* begin EXTRACTED ENTRIES *

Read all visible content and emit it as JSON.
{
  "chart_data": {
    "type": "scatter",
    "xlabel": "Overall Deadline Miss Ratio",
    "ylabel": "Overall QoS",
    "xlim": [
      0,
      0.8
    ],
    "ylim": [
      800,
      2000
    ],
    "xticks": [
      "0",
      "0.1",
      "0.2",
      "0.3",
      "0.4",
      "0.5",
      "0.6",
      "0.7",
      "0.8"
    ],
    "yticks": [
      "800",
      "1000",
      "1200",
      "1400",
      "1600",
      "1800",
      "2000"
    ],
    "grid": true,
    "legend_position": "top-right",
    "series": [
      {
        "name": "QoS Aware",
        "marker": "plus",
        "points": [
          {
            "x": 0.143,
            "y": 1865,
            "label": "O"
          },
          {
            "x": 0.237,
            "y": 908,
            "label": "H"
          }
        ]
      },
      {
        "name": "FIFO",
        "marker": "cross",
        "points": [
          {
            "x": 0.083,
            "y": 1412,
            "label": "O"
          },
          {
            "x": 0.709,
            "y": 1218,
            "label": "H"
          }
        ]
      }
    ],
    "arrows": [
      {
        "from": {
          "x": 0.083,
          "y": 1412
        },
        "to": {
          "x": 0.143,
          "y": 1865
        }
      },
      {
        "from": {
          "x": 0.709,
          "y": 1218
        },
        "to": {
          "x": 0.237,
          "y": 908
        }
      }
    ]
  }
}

* end EXTRACTED ENTRIES *

(DO THIS):
Quote the data in full, keeping each word unchanged.

(FULL RESPONSE):
Read all visible content and emit it as JSON.
{
  "chart_data": {
    "type": "scatter",
    "xlabel": "Overall Deadline Miss Ratio",
    "ylabel": "Overall QoS",
    "xlim": [
      0,
      0.8
    ],
    "ylim": [
      800,
      2000
    ],
    "xticks": [
      "0",
      "0.1",
      "0.2",
      "0.3",
      "0.4",
      "0.5",
      "0.6",
      "0.7",
      "0.8"
    ],
    "yticks": [
      "800",
      "1000",
      "1200",
      "1400",
      "1600",
      "1800",
      "2000"
    ],
    "grid": true,
    "legend_position": "top-right",
    "series": [
      {
        "name": "QoS Aware",
        "marker": "plus",
        "points": [
          {
            "x": 0.143,
            "y": 1865,
            "label": "O"
          },
          {
            "x": 0.237,
            "y": 908,
            "label": "H"
          }
        ]
      },
      {
        "name": "FIFO",
        "marker": "cross",
        "points": [
          {
            "x": 0.083,
            "y": 1412,
            "label": "O"
          },
          {
            "x": 0.709,
            "y": 1218,
            "label": "H"
          }
        ]
      }
    ],
    "arrows": [
      {
        "from": {
          "x": 0.083,
          "y": 1412
        },
        "to": {
          "x": 0.143,
          "y": 1865
        }
      },
      {
        "from": {
          "x": 0.709,
          "y": 1218
        },
        "to": {
          "x": 0.237,
          "y": 908
        }
      }
    ]
  }
}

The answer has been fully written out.